(Directions for this task):
Pick out each line in these entries that contains the string "Accept".

(The input):
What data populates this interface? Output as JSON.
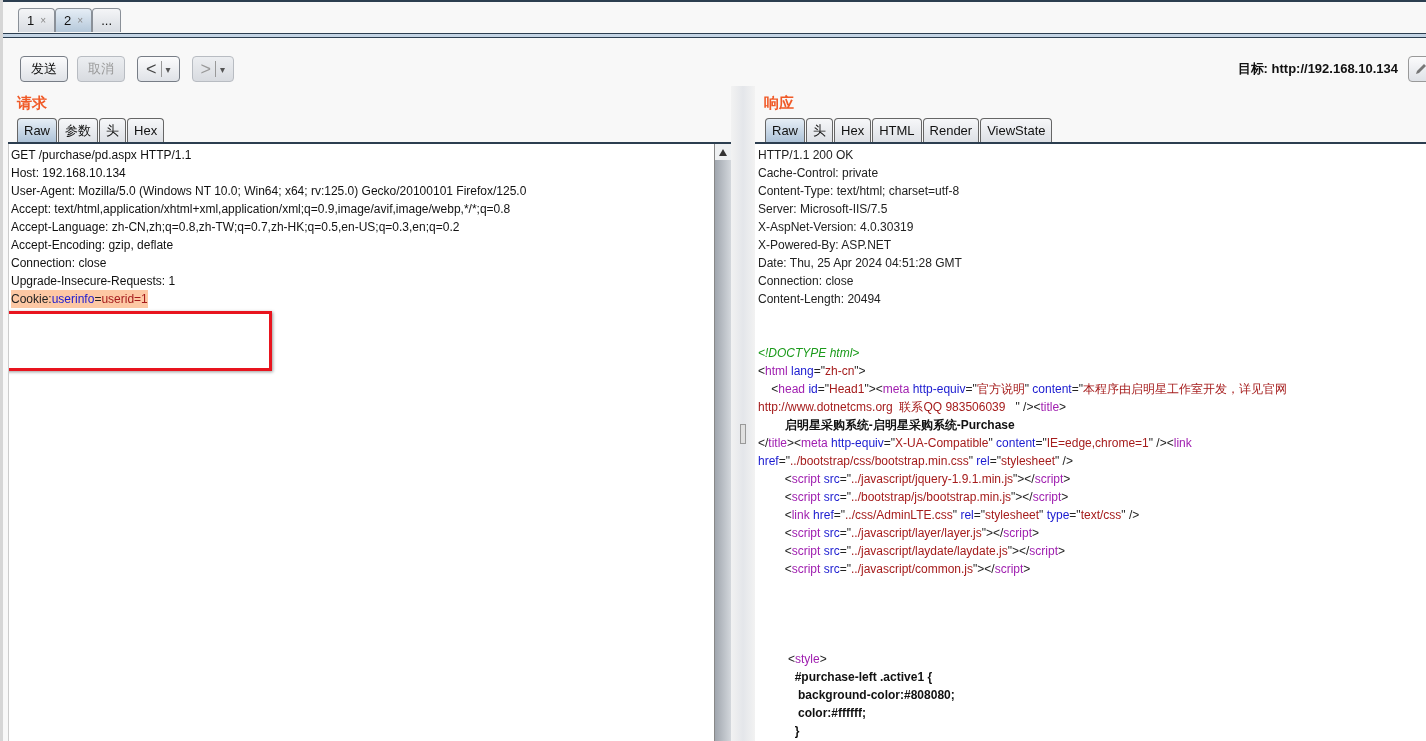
{
  "session_tabs": [
    {
      "label": "1",
      "close": "×",
      "selected": false
    },
    {
      "label": "2",
      "close": "×",
      "selected": true
    },
    {
      "label": "...",
      "selected": false
    }
  ],
  "toolbar": {
    "buttons": [
      {
        "kind": "text",
        "label": "发送",
        "disabled": false
      },
      {
        "kind": "text",
        "label": "取消",
        "disabled": true
      },
      {
        "kind": "nav",
        "label": "<",
        "caret": "▾",
        "disabled": false
      },
      {
        "kind": "nav",
        "label": ">",
        "caret": "▾",
        "disabled": true
      }
    ],
    "target": "目标: http://192.168.10.134"
  },
  "request": {
    "title": "请求",
    "tabs": [
      {
        "label": "Raw",
        "selected": true
      },
      {
        "label": "参数",
        "selected": false
      },
      {
        "label": "头",
        "selected": false
      },
      {
        "label": "Hex",
        "selected": false
      }
    ],
    "lines": [
      "GET /purchase/pd.aspx HTTP/1.1",
      "Host: 192.168.10.134",
      "User-Agent: Mozilla/5.0 (Windows NT 10.0; Win64; x64; rv:125.0) Gecko/20100101 Firefox/125.0",
      "Accept: text/html,application/xhtml+xml,application/xml;q=0.9,image/avif,image/webp,*/*;q=0.8",
      "Accept-Language: zh-CN,zh;q=0.8,zh-TW;q=0.7,zh-HK;q=0.5,en-US;q=0.3,en;q=0.2",
      "Accept-Encoding: gzip, deflate",
      "Connection: close",
      "Upgrade-Insecure-Requests: 1"
    ],
    "highlighted_line": [
      {
        "kind": "punct",
        "text": "Cookie:"
      },
      {
        "kind": "attr",
        "text": "userinfo"
      },
      {
        "kind": "punct",
        "text": "="
      },
      {
        "kind": "value",
        "text": "userid=1"
      }
    ]
  },
  "response": {
    "title": "响应",
    "tabs": [
      {
        "label": "Raw",
        "selected": true
      },
      {
        "label": "头",
        "selected": false
      },
      {
        "label": "Hex",
        "selected": false
      },
      {
        "label": "HTML",
        "selected": false
      },
      {
        "label": "Render",
        "selected": false
      },
      {
        "label": "ViewState",
        "selected": false
      }
    ],
    "sections": [
      [
        [
          {
            "kind": "plain",
            "text": "HTTP/1.1 200 OK"
          }
        ],
        [
          {
            "kind": "plain",
            "text": "Cache-Control: private"
          }
        ],
        [
          {
            "kind": "plain",
            "text": "Content-Type: text/html; charset=utf-8"
          }
        ],
        [
          {
            "kind": "plain",
            "text": "Server: Microsoft-IIS/7.5"
          }
        ],
        [
          {
            "kind": "plain",
            "text": "X-AspNet-Version: 4.0.30319"
          }
        ],
        [
          {
            "kind": "plain",
            "text": "X-Powered-By: ASP.NET"
          }
        ],
        [
          {
            "kind": "plain",
            "text": "Date: Thu, 25 Apr 2024 04:51:28 GMT"
          }
        ],
        [
          {
            "kind": "plain",
            "text": "Connection: close"
          }
        ],
        [
          {
            "kind": "plain",
            "text": "Content-Length: 20494"
          }
        ]
      ],
      [
        [
          {
            "kind": "comment",
            "text": "<!DOCTYPE html>"
          }
        ],
        [
          {
            "kind": "punct",
            "text": "<"
          },
          {
            "kind": "tag",
            "text": "html"
          },
          {
            "kind": "attr",
            "text": " lang"
          },
          {
            "kind": "punct",
            "text": "=\""
          },
          {
            "kind": "value",
            "text": "zh-cn"
          },
          {
            "kind": "punct",
            "text": "\">"
          }
        ],
        [
          {
            "kind": "punct",
            "text": "    <"
          },
          {
            "kind": "tag",
            "text": "head"
          },
          {
            "kind": "attr",
            "text": " id"
          },
          {
            "kind": "punct",
            "text": "=\""
          },
          {
            "kind": "value",
            "text": "Head1"
          },
          {
            "kind": "punct",
            "text": "\"><"
          },
          {
            "kind": "tag",
            "text": "meta"
          },
          {
            "kind": "attr",
            "text": " http-equiv"
          },
          {
            "kind": "punct",
            "text": "=\""
          },
          {
            "kind": "value",
            "text": "官方说明"
          },
          {
            "kind": "punct",
            "text": "\""
          },
          {
            "kind": "attr",
            "text": " content"
          },
          {
            "kind": "punct",
            "text": "=\""
          },
          {
            "kind": "value",
            "text": "本程序由启明星工作室开发，详见官网"
          }
        ],
        [
          {
            "kind": "value",
            "text": "http://www.dotnetcms.org  联系QQ 983506039   "
          },
          {
            "kind": "punct",
            "text": "\" /><"
          },
          {
            "kind": "tag",
            "text": "title"
          },
          {
            "kind": "punct",
            "text": ">"
          }
        ],
        [
          {
            "kind": "bold",
            "text": "        启明星采购系统-启明星采购系统-Purchase"
          }
        ],
        [
          {
            "kind": "punct",
            "text": "</"
          },
          {
            "kind": "tag",
            "text": "title"
          },
          {
            "kind": "punct",
            "text": "><"
          },
          {
            "kind": "tag",
            "text": "meta"
          },
          {
            "kind": "attr",
            "text": " http-equiv"
          },
          {
            "kind": "punct",
            "text": "=\""
          },
          {
            "kind": "value",
            "text": "X-UA-Compatible"
          },
          {
            "kind": "punct",
            "text": "\""
          },
          {
            "kind": "attr",
            "text": " content"
          },
          {
            "kind": "punct",
            "text": "=\""
          },
          {
            "kind": "value",
            "text": "IE=edge,chrome=1"
          },
          {
            "kind": "punct",
            "text": "\" /><"
          },
          {
            "kind": "tag",
            "text": "link"
          }
        ],
        [
          {
            "kind": "attr",
            "text": "href"
          },
          {
            "kind": "punct",
            "text": "=\""
          },
          {
            "kind": "value",
            "text": "../bootstrap/css/bootstrap.min.css"
          },
          {
            "kind": "punct",
            "text": "\""
          },
          {
            "kind": "attr",
            "text": " rel"
          },
          {
            "kind": "punct",
            "text": "=\""
          },
          {
            "kind": "value",
            "text": "stylesheet"
          },
          {
            "kind": "punct",
            "text": "\" />"
          }
        ],
        [
          {
            "kind": "punct",
            "text": "        <"
          },
          {
            "kind": "tag",
            "text": "script"
          },
          {
            "kind": "attr",
            "text": " src"
          },
          {
            "kind": "punct",
            "text": "=\""
          },
          {
            "kind": "value",
            "text": "../javascript/jquery-1.9.1.min.js"
          },
          {
            "kind": "punct",
            "text": "\"></"
          },
          {
            "kind": "tag",
            "text": "script"
          },
          {
            "kind": "punct",
            "text": ">"
          }
        ],
        [
          {
            "kind": "punct",
            "text": "        <"
          },
          {
            "kind": "tag",
            "text": "script"
          },
          {
            "kind": "attr",
            "text": " src"
          },
          {
            "kind": "punct",
            "text": "=\""
          },
          {
            "kind": "value",
            "text": "../bootstrap/js/bootstrap.min.js"
          },
          {
            "kind": "punct",
            "text": "\"></"
          },
          {
            "kind": "tag",
            "text": "script"
          },
          {
            "kind": "punct",
            "text": ">"
          }
        ],
        [
          {
            "kind": "punct",
            "text": "        <"
          },
          {
            "kind": "tag",
            "text": "link"
          },
          {
            "kind": "attr",
            "text": " href"
          },
          {
            "kind": "punct",
            "text": "=\""
          },
          {
            "kind": "value",
            "text": "../css/AdminLTE.css"
          },
          {
            "kind": "punct",
            "text": "\""
          },
          {
            "kind": "attr",
            "text": " rel"
          },
          {
            "kind": "punct",
            "text": "=\""
          },
          {
            "kind": "value",
            "text": "stylesheet"
          },
          {
            "kind": "punct",
            "text": "\""
          },
          {
            "kind": "attr",
            "text": " type"
          },
          {
            "kind": "punct",
            "text": "=\""
          },
          {
            "kind": "value",
            "text": "text/css"
          },
          {
            "kind": "punct",
            "text": "\" />"
          }
        ],
        [
          {
            "kind": "punct",
            "text": "        <"
          },
          {
            "kind": "tag",
            "text": "script"
          },
          {
            "kind": "attr",
            "text": " src"
          },
          {
            "kind": "punct",
            "text": "=\""
          },
          {
            "kind": "value",
            "text": "../javascript/layer/layer.js"
          },
          {
            "kind": "punct",
            "text": "\"></"
          },
          {
            "kind": "tag",
            "text": "script"
          },
          {
            "kind": "punct",
            "text": ">"
          }
        ],
        [
          {
            "kind": "punct",
            "text": "        <"
          },
          {
            "kind": "tag",
            "text": "script"
          },
          {
            "kind": "attr",
            "text": " src"
          },
          {
            "kind": "punct",
            "text": "=\""
          },
          {
            "kind": "value",
            "text": "../javascript/laydate/laydate.js"
          },
          {
            "kind": "punct",
            "text": "\"></"
          },
          {
            "kind": "tag",
            "text": "script"
          },
          {
            "kind": "punct",
            "text": ">"
          }
        ],
        [
          {
            "kind": "punct",
            "text": "        <"
          },
          {
            "kind": "tag",
            "text": "script"
          },
          {
            "kind": "attr",
            "text": " src"
          },
          {
            "kind": "punct",
            "text": "=\""
          },
          {
            "kind": "value",
            "text": "../javascript/common.js"
          },
          {
            "kind": "punct",
            "text": "\"></"
          },
          {
            "kind": "tag",
            "text": "script"
          },
          {
            "kind": "punct",
            "text": ">"
          }
        ]
      ],
      [
        [
          {
            "kind": "punct",
            "text": "         <"
          },
          {
            "kind": "tag",
            "text": "style"
          },
          {
            "kind": "punct",
            "text": ">"
          }
        ],
        [
          {
            "kind": "bold",
            "text": "           #purchase-left .active1 {"
          }
        ],
        [
          {
            "kind": "bold",
            "text": "            background-color:#808080;"
          }
        ],
        [
          {
            "kind": "bold",
            "text": "            color:#ffffff;"
          }
        ],
        [
          {
            "kind": "bold",
            "text": "           }"
          }
        ]
      ]
    ]
  }
}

(Written solution):
      "Accept: text/html,application/xhtml+xml,application/xml;q=0.9,image/avif,image/webp,*/*;q=0.8",
      "Accept-Language: zh-CN,zh;q=0.8,zh-TW;q=0.7,zh-HK;q=0.5,en-US;q=0.3,en;q=0.2",
      "Accept-Encoding: gzip, deflate",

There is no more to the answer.